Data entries

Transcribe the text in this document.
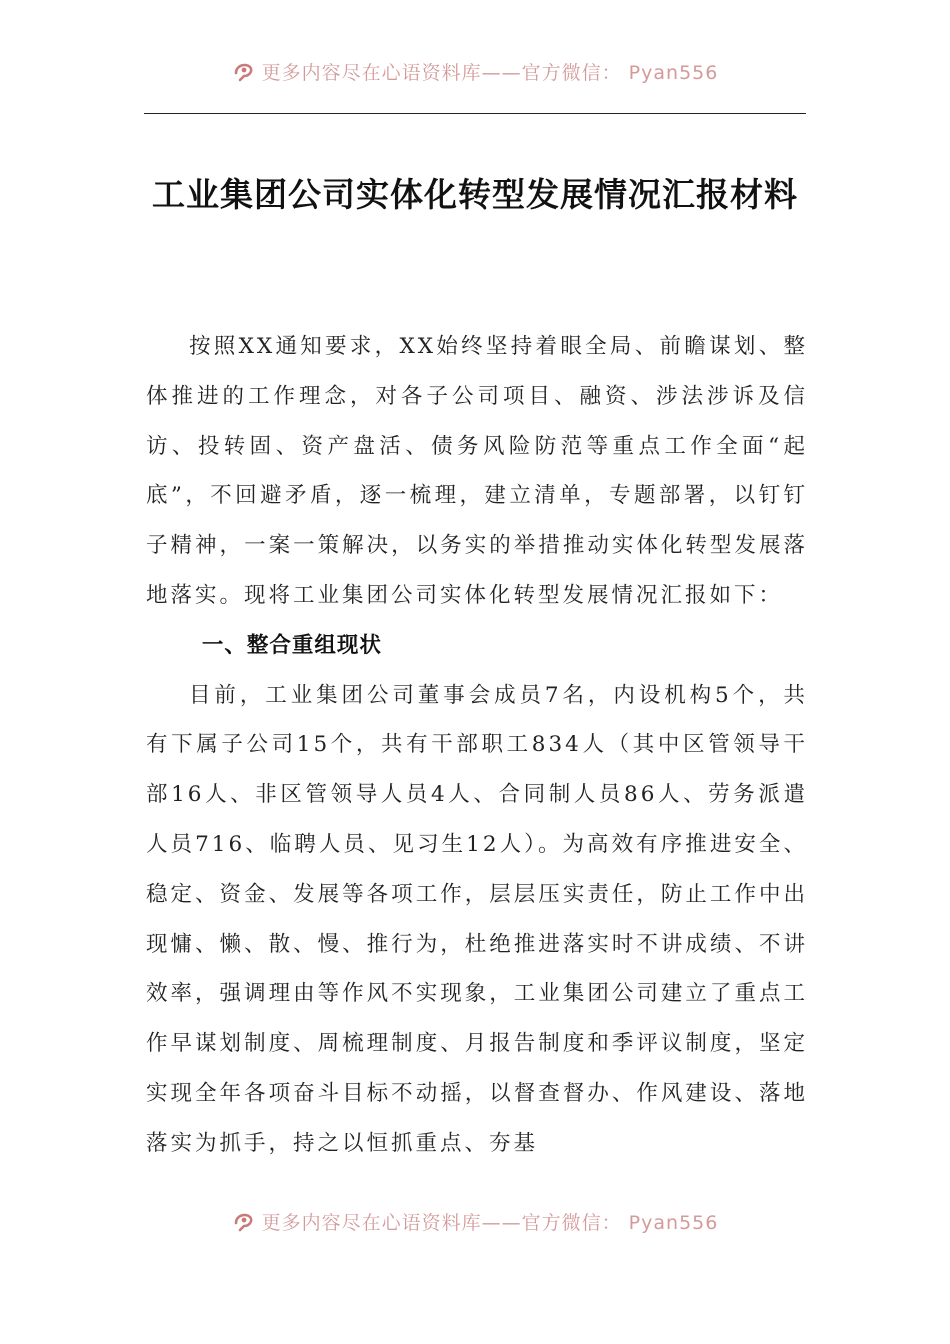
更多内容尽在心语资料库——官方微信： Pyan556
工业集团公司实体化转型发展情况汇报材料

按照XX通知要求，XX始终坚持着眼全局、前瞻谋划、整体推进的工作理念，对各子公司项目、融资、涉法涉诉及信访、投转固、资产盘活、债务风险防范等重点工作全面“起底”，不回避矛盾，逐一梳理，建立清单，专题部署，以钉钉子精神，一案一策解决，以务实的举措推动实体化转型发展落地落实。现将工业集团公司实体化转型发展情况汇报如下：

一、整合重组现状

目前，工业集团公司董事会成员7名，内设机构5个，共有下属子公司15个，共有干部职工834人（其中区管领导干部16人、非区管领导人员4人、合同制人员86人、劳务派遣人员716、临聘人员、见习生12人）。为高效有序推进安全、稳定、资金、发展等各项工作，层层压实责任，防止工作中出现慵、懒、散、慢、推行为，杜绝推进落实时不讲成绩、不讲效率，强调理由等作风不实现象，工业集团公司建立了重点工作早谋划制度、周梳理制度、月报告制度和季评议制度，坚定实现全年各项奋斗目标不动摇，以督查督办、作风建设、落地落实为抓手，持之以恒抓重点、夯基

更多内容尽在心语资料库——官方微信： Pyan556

Short problem:
The records above must be echoed exactly, minus their pictures.

Reply to the task:
Transcribe the text in this document.
更多内容尽在心语资料库——官方微信： Pyan556
工业集团公司实体化转型发展情况汇报材料

按照XX通知要求，XX始终坚持着眼全局、前瞻谋划、整体推进的工作理念，对各子公司项目、融资、涉法涉诉及信访、投转固、资产盘活、债务风险防范等重点工作全面“起底”，不回避矛盾，逐一梳理，建立清单，专题部署，以钉钉子精神，一案一策解决，以务实的举措推动实体化转型发展落地落实。现将工业集团公司实体化转型发展情况汇报如下：

一、整合重组现状

目前，工业集团公司董事会成员7名，内设机构5个，共有下属子公司15个，共有干部职工834人（其中区管领导干部16人、非区管领导人员4人、合同制人员86人、劳务派遣人员716、临聘人员、见习生12人）。为高效有序推进安全、稳定、资金、发展等各项工作，层层压实责任，防止工作中出现慵、懒、散、慢、推行为，杜绝推进落实时不讲成绩、不讲效率，强调理由等作风不实现象，工业集团公司建立了重点工作早谋划制度、周梳理制度、月报告制度和季评议制度，坚定实现全年各项奋斗目标不动摇，以督查督办、作风建设、落地落实为抓手，持之以恒抓重点、夯基

更多内容尽在心语资料库——官方微信： Pyan556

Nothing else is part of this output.